Work to be completed:
Output each entry exactly; skip nothing.

--- START ---

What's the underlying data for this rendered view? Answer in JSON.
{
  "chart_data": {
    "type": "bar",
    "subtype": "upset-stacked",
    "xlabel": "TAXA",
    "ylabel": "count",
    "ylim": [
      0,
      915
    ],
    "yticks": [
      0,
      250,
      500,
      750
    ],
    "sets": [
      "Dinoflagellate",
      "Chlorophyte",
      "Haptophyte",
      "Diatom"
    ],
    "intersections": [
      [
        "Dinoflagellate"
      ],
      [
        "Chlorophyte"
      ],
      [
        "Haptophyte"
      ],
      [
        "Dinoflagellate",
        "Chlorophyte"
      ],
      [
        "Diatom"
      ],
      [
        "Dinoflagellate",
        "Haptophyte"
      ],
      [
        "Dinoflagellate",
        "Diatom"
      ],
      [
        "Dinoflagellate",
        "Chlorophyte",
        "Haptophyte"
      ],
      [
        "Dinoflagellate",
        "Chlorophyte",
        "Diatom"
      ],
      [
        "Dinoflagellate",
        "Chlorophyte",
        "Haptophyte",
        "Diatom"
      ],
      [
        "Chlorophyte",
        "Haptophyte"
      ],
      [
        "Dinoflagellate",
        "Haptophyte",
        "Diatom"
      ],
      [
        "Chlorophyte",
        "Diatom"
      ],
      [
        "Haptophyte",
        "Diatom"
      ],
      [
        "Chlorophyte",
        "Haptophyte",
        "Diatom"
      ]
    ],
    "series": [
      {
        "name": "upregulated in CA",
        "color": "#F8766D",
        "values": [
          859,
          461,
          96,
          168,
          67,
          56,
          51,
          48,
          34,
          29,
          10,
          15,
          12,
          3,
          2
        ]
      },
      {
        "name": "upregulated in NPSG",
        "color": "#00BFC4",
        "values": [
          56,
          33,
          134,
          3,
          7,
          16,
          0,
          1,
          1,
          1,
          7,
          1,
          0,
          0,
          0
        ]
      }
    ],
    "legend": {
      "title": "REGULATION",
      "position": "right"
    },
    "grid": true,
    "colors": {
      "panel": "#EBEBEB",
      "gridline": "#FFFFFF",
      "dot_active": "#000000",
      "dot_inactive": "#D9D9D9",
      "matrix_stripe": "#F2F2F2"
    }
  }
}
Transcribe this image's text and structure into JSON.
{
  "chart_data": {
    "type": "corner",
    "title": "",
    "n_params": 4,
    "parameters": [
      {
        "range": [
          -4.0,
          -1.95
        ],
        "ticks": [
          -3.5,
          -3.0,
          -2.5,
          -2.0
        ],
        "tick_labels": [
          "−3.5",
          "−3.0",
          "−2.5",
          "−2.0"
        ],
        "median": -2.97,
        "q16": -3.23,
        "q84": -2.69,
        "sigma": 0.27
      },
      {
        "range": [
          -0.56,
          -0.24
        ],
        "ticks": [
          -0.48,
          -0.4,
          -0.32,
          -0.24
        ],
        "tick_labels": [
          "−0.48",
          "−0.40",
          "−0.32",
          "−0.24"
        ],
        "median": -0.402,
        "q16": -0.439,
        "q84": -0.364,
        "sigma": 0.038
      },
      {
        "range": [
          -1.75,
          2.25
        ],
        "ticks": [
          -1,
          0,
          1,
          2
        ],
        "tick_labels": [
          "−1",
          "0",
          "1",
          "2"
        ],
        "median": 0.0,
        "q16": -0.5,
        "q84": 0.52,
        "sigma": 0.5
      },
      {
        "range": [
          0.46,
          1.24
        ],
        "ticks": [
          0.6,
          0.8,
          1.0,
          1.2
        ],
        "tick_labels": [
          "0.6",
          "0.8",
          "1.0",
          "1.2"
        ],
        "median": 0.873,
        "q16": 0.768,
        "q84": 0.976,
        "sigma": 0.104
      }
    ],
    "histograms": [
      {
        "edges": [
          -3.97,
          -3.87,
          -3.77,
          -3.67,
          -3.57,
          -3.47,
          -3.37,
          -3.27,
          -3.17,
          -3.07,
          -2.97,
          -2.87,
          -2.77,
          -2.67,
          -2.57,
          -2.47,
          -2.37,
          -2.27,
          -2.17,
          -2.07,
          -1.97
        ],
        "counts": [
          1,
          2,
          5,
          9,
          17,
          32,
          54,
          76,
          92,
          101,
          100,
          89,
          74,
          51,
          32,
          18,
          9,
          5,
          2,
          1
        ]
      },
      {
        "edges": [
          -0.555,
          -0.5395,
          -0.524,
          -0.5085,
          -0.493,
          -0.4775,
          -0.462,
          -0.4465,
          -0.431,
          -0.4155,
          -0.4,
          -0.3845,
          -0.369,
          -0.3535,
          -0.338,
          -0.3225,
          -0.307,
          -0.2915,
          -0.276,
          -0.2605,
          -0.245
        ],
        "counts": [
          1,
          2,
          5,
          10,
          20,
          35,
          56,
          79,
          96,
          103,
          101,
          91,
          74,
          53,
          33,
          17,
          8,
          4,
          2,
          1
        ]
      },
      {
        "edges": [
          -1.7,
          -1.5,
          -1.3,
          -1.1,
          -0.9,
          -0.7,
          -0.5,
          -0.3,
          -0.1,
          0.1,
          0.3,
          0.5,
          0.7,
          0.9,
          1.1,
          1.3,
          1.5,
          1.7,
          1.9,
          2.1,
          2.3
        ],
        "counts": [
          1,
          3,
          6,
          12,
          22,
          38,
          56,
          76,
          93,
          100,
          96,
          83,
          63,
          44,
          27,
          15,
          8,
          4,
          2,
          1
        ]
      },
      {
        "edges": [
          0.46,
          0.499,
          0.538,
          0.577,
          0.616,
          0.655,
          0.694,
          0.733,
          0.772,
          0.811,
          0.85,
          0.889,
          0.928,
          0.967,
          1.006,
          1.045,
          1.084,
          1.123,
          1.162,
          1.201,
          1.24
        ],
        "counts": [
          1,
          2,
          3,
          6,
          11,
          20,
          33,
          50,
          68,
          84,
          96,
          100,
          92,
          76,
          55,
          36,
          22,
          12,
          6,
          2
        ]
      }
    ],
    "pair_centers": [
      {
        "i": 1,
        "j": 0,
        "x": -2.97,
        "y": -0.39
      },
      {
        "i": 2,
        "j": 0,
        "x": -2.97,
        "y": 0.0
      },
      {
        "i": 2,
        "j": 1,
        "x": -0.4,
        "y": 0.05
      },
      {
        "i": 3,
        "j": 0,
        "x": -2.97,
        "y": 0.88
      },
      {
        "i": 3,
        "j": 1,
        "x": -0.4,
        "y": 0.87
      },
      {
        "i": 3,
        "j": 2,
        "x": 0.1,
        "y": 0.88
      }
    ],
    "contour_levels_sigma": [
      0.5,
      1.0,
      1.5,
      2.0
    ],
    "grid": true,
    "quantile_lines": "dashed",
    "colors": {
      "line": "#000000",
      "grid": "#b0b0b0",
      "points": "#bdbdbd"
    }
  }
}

--- END ---

Solution to this task:
What's the underlying data for this rendered view? Answer in JSON.
{
  "chart_data": {
    "type": "bar",
    "subtype": "upset-stacked",
    "xlabel": "TAXA",
    "ylabel": "count",
    "ylim": [
      0,
      915
    ],
    "yticks": [
      0,
      250,
      500,
      750
    ],
    "sets": [
      "Dinoflagellate",
      "Chlorophyte",
      "Haptophyte",
      "Diatom"
    ],
    "intersections": [
      [
        "Dinoflagellate"
      ],
      [
        "Chlorophyte"
      ],
      [
        "Haptophyte"
      ],
      [
        "Dinoflagellate",
        "Chlorophyte"
      ],
      [
        "Diatom"
      ],
      [
        "Dinoflagellate",
        "Haptophyte"
      ],
      [
        "Dinoflagellate",
        "Diatom"
      ],
      [
        "Dinoflagellate",
        "Chlorophyte",
        "Haptophyte"
      ],
      [
        "Dinoflagellate",
        "Chlorophyte",
        "Diatom"
      ],
      [
        "Dinoflagellate",
        "Chlorophyte",
        "Haptophyte",
        "Diatom"
      ],
      [
        "Chlorophyte",
        "Haptophyte"
      ],
      [
        "Dinoflagellate",
        "Haptophyte",
        "Diatom"
      ],
      [
        "Chlorophyte",
        "Diatom"
      ],
      [
        "Haptophyte",
        "Diatom"
      ],
      [
        "Chlorophyte",
        "Haptophyte",
        "Diatom"
      ]
    ],
    "series": [
      {
        "name": "upregulated in CA",
        "color": "#F8766D",
        "values": [
          859,
          461,
          96,
          168,
          67,
          56,
          51,
          48,
          34,
          29,
          10,
          15,
          12,
          3,
          2
        ]
      },
      {
        "name": "upregulated in NPSG",
        "color": "#00BFC4",
        "values": [
          56,
          33,
          134,
          3,
          7,
          16,
          0,
          1,
          1,
          1,
          7,
          1,
          0,
          0,
          0
        ]
      }
    ],
    "legend": {
      "title": "REGULATION",
      "position": "right"
    },
    "grid": true,
    "colors": {
      "panel": "#EBEBEB",
      "gridline": "#FFFFFF",
      "dot_active": "#000000",
      "dot_inactive": "#D9D9D9",
      "matrix_stripe": "#F2F2F2"
    }
  }
}
Transcribe this image's text and structure into JSON.
{
  "chart_data": {
    "type": "corner",
    "title": "",
    "n_params": 4,
    "parameters": [
      {
        "range": [
          -4.0,
          -1.95
        ],
        "ticks": [
          -3.5,
          -3.0,
          -2.5,
          -2.0
        ],
        "tick_labels": [
          "−3.5",
          "−3.0",
          "−2.5",
          "−2.0"
        ],
        "median": -2.97,
        "q16": -3.23,
        "q84": -2.69,
        "sigma": 0.27
      },
      {
        "range": [
          -0.56,
          -0.24
        ],
        "ticks": [
          -0.48,
          -0.4,
          -0.32,
          -0.24
        ],
        "tick_labels": [
          "−0.48",
          "−0.40",
          "−0.32",
          "−0.24"
        ],
        "median": -0.402,
        "q16": -0.439,
        "q84": -0.364,
        "sigma": 0.038
      },
      {
        "range": [
          -1.75,
          2.25
        ],
        "ticks": [
          -1,
          0,
          1,
          2
        ],
        "tick_labels": [
          "−1",
          "0",
          "1",
          "2"
        ],
        "median": 0.0,
        "q16": -0.5,
        "q84": 0.52,
        "sigma": 0.5
      },
      {
        "range": [
          0.46,
          1.24
        ],
        "ticks": [
          0.6,
          0.8,
          1.0,
          1.2
        ],
        "tick_labels": [
          "0.6",
          "0.8",
          "1.0",
          "1.2"
        ],
        "median": 0.873,
        "q16": 0.768,
        "q84": 0.976,
        "sigma": 0.104
      }
    ],
    "histograms": [
      {
        "edges": [
          -3.97,
          -3.87,
          -3.77,
          -3.67,
          -3.57,
          -3.47,
          -3.37,
          -3.27,
          -3.17,
          -3.07,
          -2.97,
          -2.87,
          -2.77,
          -2.67,
          -2.57,
          -2.47,
          -2.37,
          -2.27,
          -2.17,
          -2.07,
          -1.97
        ],
        "counts": [
          1,
          2,
          5,
          9,
          17,
          32,
          54,
          76,
          92,
          101,
          100,
          89,
          74,
          51,
          32,
          18,
          9,
          5,
          2,
          1
        ]
      },
      {
        "edges": [
          -0.555,
          -0.5395,
          -0.524,
          -0.5085,
          -0.493,
          -0.4775,
          -0.462,
          -0.4465,
          -0.431,
          -0.4155,
          -0.4,
          -0.3845,
          -0.369,
          -0.3535,
          -0.338,
          -0.3225,
          -0.307,
          -0.2915,
          -0.276,
          -0.2605,
          -0.245
        ],
        "counts": [
          1,
          2,
          5,
          10,
          20,
          35,
          56,
          79,
          96,
          103,
          101,
          91,
          74,
          53,
          33,
          17,
          8,
          4,
          2,
          1
        ]
      },
      {
        "edges": [
          -1.7,
          -1.5,
          -1.3,
          -1.1,
          -0.9,
          -0.7,
          -0.5,
          -0.3,
          -0.1,
          0.1,
          0.3,
          0.5,
          0.7,
          0.9,
          1.1,
          1.3,
          1.5,
          1.7,
          1.9,
          2.1,
          2.3
        ],
        "counts": [
          1,
          3,
          6,
          12,
          22,
          38,
          56,
          76,
          93,
          100,
          96,
          83,
          63,
          44,
          27,
          15,
          8,
          4,
          2,
          1
        ]
      },
      {
        "edges": [
          0.46,
          0.499,
          0.538,
          0.577,
          0.616,
          0.655,
          0.694,
          0.733,
          0.772,
          0.811,
          0.85,
          0.889,
          0.928,
          0.967,
          1.006,
          1.045,
          1.084,
          1.123,
          1.162,
          1.201,
          1.24
        ],
        "counts": [
          1,
          2,
          3,
          6,
          11,
          20,
          33,
          50,
          68,
          84,
          96,
          100,
          92,
          76,
          55,
          36,
          22,
          12,
          6,
          2
        ]
      }
    ],
    "pair_centers": [
      {
        "i": 1,
        "j": 0,
        "x": -2.97,
        "y": -0.39
      },
      {
        "i": 2,
        "j": 0,
        "x": -2.97,
        "y": 0.0
      },
      {
        "i": 2,
        "j": 1,
        "x": -0.4,
        "y": 0.05
      },
      {
        "i": 3,
        "j": 0,
        "x": -2.97,
        "y": 0.88
      },
      {
        "i": 3,
        "j": 1,
        "x": -0.4,
        "y": 0.87
      },
      {
        "i": 3,
        "j": 2,
        "x": 0.1,
        "y": 0.88
      }
    ],
    "contour_levels_sigma": [
      0.5,
      1.0,
      1.5,
      2.0
    ],
    "grid": true,
    "quantile_lines": "dashed",
    "colors": {
      "line": "#000000",
      "grid": "#b0b0b0",
      "points": "#bdbdbd"
    }
  }
}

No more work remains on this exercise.